» PROBLEM TO WORK ON
List the lines of this listing that hold the word "states".

» MATERIAL FOR THIS TASK
○ ○ ○ ○
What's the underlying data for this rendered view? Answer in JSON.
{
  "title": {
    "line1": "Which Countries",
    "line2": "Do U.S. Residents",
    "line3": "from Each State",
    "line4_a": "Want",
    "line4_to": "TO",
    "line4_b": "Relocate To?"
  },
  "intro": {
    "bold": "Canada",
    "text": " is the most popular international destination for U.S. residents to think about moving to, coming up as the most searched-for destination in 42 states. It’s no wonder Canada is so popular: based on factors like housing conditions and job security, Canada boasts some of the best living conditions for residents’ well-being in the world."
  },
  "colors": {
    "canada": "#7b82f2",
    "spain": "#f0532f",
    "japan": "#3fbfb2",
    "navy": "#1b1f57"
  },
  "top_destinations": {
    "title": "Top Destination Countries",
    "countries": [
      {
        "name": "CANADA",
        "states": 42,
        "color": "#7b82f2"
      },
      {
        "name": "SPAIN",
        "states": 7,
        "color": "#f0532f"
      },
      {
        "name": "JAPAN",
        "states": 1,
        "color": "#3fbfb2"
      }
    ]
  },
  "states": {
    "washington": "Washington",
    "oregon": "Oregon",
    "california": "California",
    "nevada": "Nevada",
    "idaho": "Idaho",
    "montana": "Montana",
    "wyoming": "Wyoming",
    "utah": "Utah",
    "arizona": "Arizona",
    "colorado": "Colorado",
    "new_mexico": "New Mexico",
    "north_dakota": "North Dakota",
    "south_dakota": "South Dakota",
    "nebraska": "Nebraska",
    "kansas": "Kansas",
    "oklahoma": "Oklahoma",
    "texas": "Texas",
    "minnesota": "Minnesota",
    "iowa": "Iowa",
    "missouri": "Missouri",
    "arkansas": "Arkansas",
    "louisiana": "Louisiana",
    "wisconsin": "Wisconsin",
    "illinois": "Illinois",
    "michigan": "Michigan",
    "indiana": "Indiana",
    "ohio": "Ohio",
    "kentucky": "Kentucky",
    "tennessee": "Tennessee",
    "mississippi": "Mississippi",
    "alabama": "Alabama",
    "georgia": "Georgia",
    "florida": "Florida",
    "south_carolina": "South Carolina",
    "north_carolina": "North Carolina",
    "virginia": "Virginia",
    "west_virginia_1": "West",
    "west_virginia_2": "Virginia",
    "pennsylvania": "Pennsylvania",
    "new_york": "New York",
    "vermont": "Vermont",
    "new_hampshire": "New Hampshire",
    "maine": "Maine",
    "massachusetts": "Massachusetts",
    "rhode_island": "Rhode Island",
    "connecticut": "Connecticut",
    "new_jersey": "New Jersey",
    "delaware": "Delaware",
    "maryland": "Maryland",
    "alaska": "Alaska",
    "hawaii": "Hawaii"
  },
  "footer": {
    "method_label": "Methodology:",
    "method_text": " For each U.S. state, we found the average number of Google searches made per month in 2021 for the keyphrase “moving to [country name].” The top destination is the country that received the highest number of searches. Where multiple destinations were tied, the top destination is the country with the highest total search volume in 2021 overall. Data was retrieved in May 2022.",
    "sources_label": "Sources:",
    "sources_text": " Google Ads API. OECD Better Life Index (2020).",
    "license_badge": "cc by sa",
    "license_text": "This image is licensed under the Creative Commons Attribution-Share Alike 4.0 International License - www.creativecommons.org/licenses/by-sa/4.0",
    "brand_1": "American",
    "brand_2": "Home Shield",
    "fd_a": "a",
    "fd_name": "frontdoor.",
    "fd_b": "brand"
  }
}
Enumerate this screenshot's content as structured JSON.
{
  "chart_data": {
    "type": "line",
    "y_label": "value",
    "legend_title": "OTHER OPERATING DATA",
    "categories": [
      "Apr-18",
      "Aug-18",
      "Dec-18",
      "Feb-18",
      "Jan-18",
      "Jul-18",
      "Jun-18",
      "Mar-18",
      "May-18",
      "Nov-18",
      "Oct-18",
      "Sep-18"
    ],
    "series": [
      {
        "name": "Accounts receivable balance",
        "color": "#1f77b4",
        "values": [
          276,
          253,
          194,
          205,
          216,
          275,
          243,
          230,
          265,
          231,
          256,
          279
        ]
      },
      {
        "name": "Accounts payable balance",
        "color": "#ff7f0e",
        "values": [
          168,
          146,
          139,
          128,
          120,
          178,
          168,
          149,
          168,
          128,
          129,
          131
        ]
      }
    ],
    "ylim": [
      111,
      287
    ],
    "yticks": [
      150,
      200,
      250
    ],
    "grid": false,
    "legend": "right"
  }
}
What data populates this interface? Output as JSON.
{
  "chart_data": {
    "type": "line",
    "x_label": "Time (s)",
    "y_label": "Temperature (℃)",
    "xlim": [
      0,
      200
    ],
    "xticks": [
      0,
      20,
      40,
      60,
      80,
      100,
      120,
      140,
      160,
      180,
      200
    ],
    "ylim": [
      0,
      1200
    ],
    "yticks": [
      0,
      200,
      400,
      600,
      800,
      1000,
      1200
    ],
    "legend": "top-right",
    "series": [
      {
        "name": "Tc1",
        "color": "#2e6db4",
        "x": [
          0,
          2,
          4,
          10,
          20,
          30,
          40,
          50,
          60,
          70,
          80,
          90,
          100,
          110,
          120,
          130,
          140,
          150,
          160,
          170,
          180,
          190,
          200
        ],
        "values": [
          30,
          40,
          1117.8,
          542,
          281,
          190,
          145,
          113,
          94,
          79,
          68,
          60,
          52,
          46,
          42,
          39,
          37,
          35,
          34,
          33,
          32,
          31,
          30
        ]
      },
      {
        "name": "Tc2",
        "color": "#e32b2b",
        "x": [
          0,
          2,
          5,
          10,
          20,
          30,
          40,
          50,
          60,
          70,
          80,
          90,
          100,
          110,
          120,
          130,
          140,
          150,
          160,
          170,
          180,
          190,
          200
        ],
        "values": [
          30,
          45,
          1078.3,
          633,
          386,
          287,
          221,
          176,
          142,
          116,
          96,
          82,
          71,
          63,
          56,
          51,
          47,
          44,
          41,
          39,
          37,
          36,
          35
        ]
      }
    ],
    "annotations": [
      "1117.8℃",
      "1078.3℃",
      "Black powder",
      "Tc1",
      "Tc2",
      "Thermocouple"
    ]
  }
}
○ ○ ○ ○
» TASK ANSWER
    "text": " is the most popular international destination for U.S. residents to think about moving to, coming up as the most searched-for destination in 42 states. It’s no wonder Canada is so popular: based on factors like housing conditions and job security, Canada boasts some of the best living conditions for residents’ well-being in the world."
        "states": 42,
        "states": 7,
        "states": 1,
  "states": {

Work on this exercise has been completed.